* _GOAL_
Leave out the pictures and reproduce all of the data exactly.

* _MATERIALS PROVIDED_
>>>>
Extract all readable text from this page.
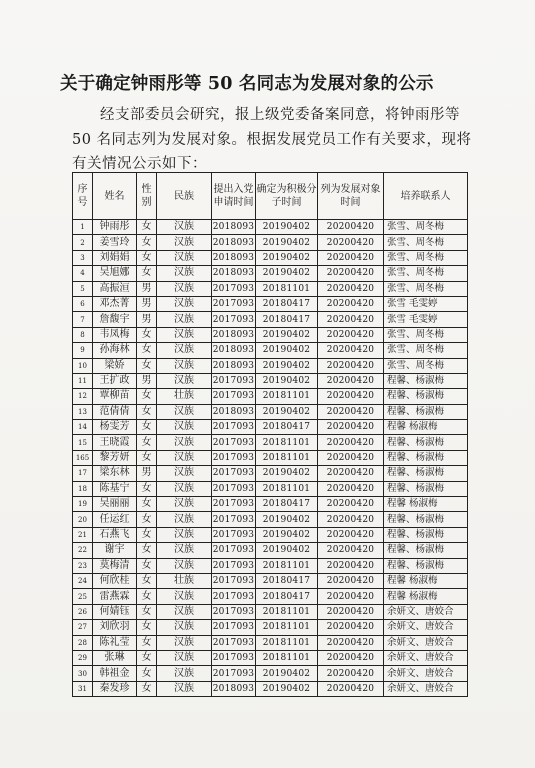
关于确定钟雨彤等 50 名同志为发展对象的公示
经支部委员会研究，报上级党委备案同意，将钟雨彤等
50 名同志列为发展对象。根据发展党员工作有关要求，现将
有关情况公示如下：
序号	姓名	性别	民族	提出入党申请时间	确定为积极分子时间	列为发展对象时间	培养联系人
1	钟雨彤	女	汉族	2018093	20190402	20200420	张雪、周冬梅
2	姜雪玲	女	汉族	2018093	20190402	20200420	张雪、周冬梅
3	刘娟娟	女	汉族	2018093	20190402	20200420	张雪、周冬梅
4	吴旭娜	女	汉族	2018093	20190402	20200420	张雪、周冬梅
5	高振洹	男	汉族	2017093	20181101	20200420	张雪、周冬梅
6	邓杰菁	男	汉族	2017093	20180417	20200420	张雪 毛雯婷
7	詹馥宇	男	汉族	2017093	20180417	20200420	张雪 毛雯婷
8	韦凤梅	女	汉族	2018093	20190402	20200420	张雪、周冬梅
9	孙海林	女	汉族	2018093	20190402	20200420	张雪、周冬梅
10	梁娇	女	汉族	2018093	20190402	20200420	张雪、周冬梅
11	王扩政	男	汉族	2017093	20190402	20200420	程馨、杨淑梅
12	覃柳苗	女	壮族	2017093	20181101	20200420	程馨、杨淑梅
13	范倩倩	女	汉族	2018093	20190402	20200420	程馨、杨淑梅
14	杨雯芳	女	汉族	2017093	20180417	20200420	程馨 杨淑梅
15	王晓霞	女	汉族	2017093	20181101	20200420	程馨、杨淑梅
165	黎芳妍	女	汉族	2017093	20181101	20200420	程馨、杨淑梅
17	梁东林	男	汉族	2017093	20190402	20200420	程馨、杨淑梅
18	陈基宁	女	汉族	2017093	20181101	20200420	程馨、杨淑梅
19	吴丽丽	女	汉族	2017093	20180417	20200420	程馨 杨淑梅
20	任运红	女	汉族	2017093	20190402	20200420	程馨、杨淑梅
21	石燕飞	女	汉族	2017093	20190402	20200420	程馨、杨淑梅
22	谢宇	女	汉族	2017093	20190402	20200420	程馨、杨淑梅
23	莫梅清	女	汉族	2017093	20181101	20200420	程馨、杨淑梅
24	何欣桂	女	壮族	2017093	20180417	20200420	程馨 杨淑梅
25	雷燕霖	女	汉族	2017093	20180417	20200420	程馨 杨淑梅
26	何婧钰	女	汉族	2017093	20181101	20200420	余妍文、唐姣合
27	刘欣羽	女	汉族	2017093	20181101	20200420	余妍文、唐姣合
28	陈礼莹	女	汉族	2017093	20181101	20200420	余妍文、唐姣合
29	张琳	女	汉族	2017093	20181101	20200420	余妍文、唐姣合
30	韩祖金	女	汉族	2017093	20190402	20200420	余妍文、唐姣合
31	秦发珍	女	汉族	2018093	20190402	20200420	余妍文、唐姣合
<<<<
* _RESULT OF THIS EXERCISE_
Extract all readable text from this page.
关于确定钟雨彤等 50 名同志为发展对象的公示
经支部委员会研究，报上级党委备案同意，将钟雨彤等
50 名同志列为发展对象。根据发展党员工作有关要求，现将
有关情况公示如下：
序号	姓名	性别	民族	提出入党申请时间	确定为积极分子时间	列为发展对象时间	培养联系人
1	钟雨彤	女	汉族	2018093	20190402	20200420	张雪、周冬梅
2	姜雪玲	女	汉族	2018093	20190402	20200420	张雪、周冬梅
3	刘娟娟	女	汉族	2018093	20190402	20200420	张雪、周冬梅
4	吴旭娜	女	汉族	2018093	20190402	20200420	张雪、周冬梅
5	高振洹	男	汉族	2017093	20181101	20200420	张雪、周冬梅
6	邓杰菁	男	汉族	2017093	20180417	20200420	张雪 毛雯婷
7	詹馥宇	男	汉族	2017093	20180417	20200420	张雪 毛雯婷
8	韦凤梅	女	汉族	2018093	20190402	20200420	张雪、周冬梅
9	孙海林	女	汉族	2018093	20190402	20200420	张雪、周冬梅
10	梁娇	女	汉族	2018093	20190402	20200420	张雪、周冬梅
11	王扩政	男	汉族	2017093	20190402	20200420	程馨、杨淑梅
12	覃柳苗	女	壮族	2017093	20181101	20200420	程馨、杨淑梅
13	范倩倩	女	汉族	2018093	20190402	20200420	程馨、杨淑梅
14	杨雯芳	女	汉族	2017093	20180417	20200420	程馨 杨淑梅
15	王晓霞	女	汉族	2017093	20181101	20200420	程馨、杨淑梅
165	黎芳妍	女	汉族	2017093	20181101	20200420	程馨、杨淑梅
17	梁东林	男	汉族	2017093	20190402	20200420	程馨、杨淑梅
18	陈基宁	女	汉族	2017093	20181101	20200420	程馨、杨淑梅
19	吴丽丽	女	汉族	2017093	20180417	20200420	程馨 杨淑梅
20	任运红	女	汉族	2017093	20190402	20200420	程馨、杨淑梅
21	石燕飞	女	汉族	2017093	20190402	20200420	程馨、杨淑梅
22	谢宇	女	汉族	2017093	20190402	20200420	程馨、杨淑梅
23	莫梅清	女	汉族	2017093	20181101	20200420	程馨、杨淑梅
24	何欣桂	女	壮族	2017093	20180417	20200420	程馨 杨淑梅
25	雷燕霖	女	汉族	2017093	20180417	20200420	程馨 杨淑梅
26	何婧钰	女	汉族	2017093	20181101	20200420	余妍文、唐姣合
27	刘欣羽	女	汉族	2017093	20181101	20200420	余妍文、唐姣合
28	陈礼莹	女	汉族	2017093	20181101	20200420	余妍文、唐姣合
29	张琳	女	汉族	2017093	20181101	20200420	余妍文、唐姣合
30	韩祖金	女	汉族	2017093	20190402	20200420	余妍文、唐姣合
31	秦发珍	女	汉族	2018093	20190402	20200420	余妍文、唐姣合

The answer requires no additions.